** Start of GIVEN RECORDS **
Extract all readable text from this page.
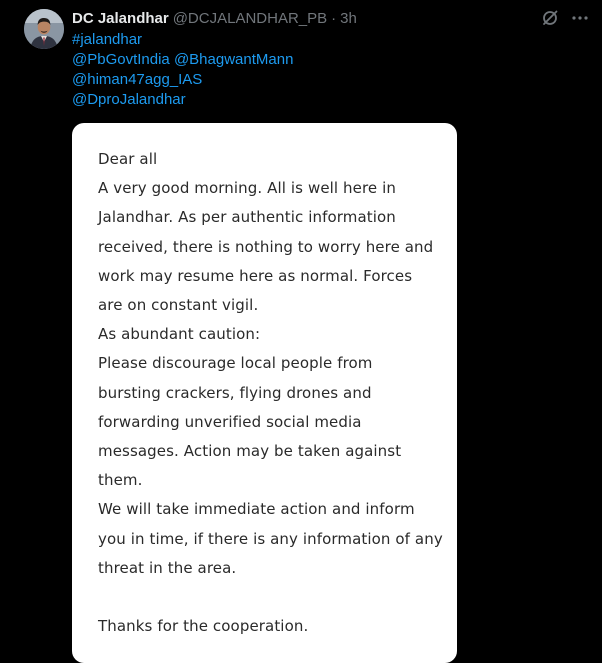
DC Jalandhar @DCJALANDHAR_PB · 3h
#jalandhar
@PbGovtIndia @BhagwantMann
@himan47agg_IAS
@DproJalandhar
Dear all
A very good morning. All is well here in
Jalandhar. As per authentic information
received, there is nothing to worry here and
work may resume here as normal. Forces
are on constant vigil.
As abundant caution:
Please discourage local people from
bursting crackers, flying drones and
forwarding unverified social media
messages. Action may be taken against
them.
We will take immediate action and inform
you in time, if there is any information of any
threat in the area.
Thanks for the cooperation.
** End of GIVEN RECORDS **
** Start of GIVEN RECORDS **
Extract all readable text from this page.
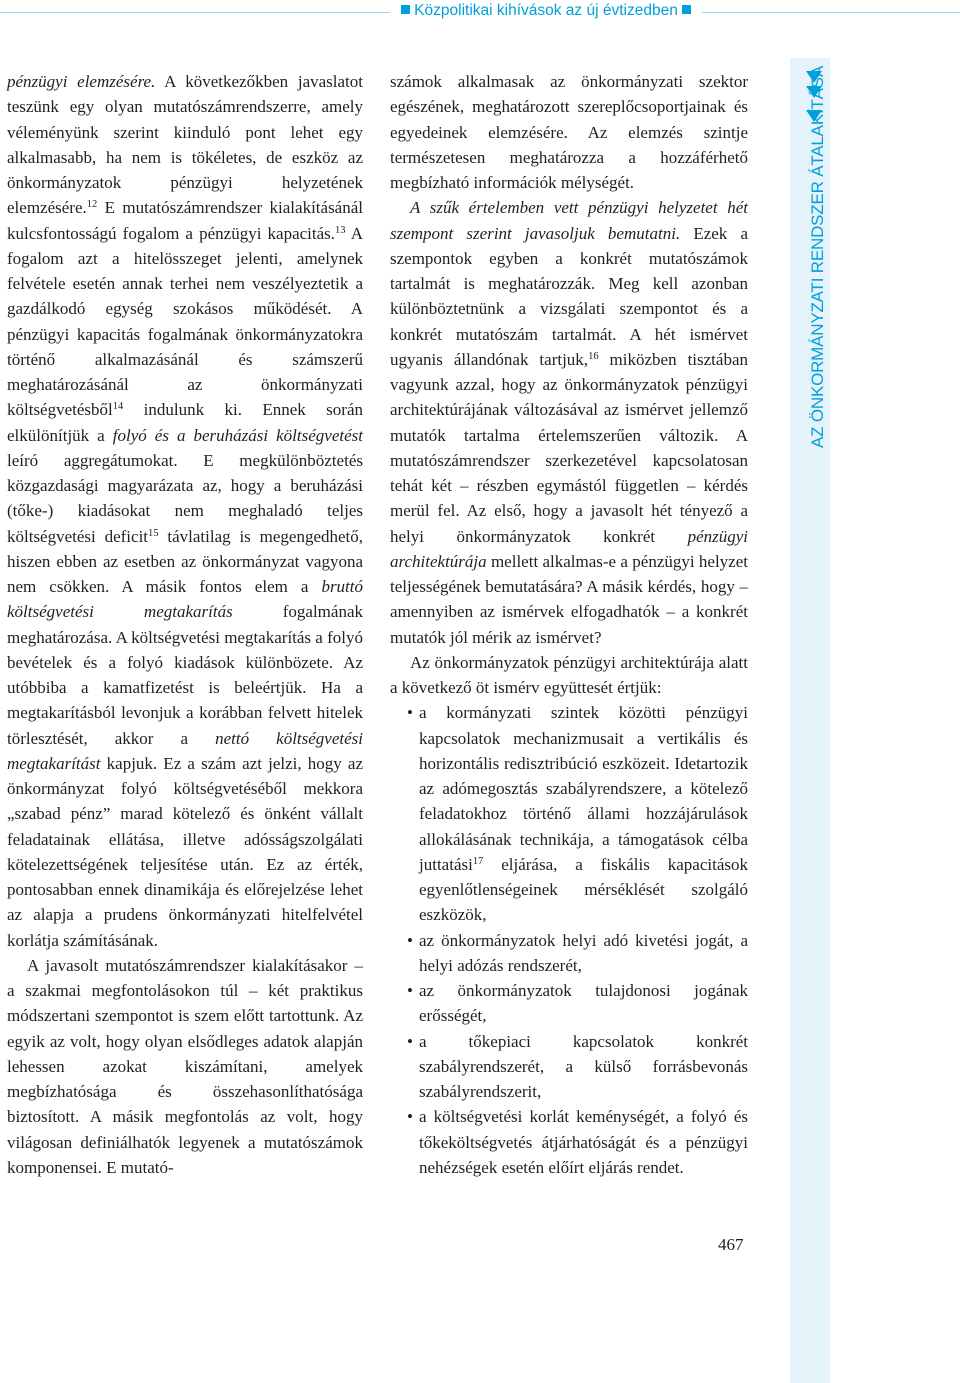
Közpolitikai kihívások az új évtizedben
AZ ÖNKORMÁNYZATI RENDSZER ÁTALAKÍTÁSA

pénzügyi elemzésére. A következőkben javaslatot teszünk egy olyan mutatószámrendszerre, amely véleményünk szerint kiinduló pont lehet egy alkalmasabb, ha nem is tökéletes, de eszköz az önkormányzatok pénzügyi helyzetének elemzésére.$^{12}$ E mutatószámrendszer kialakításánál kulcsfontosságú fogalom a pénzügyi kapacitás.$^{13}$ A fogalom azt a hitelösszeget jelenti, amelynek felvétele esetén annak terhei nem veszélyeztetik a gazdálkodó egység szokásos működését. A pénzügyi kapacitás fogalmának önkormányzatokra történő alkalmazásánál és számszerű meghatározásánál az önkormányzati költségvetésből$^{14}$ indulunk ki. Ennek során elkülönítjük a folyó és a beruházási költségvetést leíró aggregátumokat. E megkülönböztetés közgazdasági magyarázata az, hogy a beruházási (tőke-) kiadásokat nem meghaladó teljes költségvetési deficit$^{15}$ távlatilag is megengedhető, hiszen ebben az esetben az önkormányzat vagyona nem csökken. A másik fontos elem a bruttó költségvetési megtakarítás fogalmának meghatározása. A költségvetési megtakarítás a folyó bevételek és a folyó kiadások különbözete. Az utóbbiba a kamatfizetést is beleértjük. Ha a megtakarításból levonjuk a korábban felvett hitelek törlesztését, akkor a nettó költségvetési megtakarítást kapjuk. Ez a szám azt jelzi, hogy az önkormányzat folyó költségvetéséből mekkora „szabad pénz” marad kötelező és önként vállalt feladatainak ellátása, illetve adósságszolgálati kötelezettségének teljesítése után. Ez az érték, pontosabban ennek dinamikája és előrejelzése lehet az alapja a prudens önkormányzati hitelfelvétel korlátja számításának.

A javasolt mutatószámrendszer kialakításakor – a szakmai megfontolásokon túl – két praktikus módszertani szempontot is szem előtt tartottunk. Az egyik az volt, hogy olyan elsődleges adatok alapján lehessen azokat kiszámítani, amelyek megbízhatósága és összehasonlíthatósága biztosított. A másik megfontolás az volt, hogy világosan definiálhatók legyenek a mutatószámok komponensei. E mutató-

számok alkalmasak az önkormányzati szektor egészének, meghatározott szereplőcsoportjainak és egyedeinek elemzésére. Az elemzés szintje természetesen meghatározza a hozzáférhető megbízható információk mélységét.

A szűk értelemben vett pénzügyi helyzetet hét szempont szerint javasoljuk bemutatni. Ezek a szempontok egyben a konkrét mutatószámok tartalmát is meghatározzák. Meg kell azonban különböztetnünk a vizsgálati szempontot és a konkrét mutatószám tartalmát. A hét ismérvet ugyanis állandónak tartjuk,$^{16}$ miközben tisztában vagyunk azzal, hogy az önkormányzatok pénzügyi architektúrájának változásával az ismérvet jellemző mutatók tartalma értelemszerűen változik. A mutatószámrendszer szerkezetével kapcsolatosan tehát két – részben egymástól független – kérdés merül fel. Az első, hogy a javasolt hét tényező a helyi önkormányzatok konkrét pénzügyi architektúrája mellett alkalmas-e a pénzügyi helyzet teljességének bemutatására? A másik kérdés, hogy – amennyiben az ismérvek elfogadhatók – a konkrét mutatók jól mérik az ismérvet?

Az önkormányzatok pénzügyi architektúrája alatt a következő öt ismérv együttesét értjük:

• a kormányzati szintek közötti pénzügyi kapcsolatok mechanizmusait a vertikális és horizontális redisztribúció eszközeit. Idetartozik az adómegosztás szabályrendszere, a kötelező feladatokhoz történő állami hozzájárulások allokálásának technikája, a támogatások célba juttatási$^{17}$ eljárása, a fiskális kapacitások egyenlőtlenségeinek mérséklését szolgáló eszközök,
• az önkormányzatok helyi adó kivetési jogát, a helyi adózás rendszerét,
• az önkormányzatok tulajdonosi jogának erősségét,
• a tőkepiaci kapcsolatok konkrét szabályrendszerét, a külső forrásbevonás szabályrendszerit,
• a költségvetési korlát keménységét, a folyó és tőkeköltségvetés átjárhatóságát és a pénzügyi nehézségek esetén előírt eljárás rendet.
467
** End of GIVEN RECORDS **
** Start of GIVEN RECORDS **
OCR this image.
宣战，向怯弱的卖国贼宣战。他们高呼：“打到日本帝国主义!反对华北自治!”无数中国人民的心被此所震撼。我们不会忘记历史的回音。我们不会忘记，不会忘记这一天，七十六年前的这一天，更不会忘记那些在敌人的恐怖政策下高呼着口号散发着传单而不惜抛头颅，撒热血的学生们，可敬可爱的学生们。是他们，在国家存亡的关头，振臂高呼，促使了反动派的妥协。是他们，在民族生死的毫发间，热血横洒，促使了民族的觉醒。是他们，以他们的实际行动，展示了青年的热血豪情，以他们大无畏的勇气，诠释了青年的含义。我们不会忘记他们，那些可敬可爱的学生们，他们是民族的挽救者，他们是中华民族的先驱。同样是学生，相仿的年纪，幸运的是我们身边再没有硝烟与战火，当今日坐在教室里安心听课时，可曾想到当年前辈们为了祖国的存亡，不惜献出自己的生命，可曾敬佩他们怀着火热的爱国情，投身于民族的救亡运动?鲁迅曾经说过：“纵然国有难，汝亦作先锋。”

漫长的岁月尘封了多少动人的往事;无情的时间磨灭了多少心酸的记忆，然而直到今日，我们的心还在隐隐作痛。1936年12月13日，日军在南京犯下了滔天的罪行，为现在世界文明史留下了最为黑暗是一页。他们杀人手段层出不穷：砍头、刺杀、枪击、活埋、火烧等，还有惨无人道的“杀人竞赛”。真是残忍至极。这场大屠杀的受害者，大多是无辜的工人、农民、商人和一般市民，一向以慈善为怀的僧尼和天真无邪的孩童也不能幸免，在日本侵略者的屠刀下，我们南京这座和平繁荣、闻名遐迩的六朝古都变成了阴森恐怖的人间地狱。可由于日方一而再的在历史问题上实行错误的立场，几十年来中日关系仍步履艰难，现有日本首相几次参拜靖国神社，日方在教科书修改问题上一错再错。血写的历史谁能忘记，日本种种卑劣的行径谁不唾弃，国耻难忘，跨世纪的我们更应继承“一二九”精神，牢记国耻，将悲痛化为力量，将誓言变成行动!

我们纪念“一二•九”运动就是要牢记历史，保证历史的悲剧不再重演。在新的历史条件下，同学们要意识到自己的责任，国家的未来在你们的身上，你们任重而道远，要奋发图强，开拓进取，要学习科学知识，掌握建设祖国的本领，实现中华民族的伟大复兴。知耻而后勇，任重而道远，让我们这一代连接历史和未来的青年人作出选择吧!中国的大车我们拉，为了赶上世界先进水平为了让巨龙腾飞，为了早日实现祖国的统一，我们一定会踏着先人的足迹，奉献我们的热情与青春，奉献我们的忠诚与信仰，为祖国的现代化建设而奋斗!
** End of GIVEN RECORDS **
- INSTRUCTIONS FOR THE TASK: Return all the lines that contain the string "kapcsolatok".

- RESULT FOR THIS EXERCISE:
• a kormányzati szintek közötti pénzügyi kapcsolatok mechanizmusait a vertikális és horizontális redisztribúció eszközeit. Idetartozik az adómegosztás szabályrendszere, a kötelező feladatokhoz történő állami hozzájárulások allokálásának technikája, a támogatások célba juttatási$^{17}$ eljárása, a fiskális kapacitások egyenlőtlenségeinek mérséklését szolgáló eszközök,
• a tőkepiaci kapcsolatok konkrét szabályrendszerét, a külső forrásbevonás szabályrendszerit,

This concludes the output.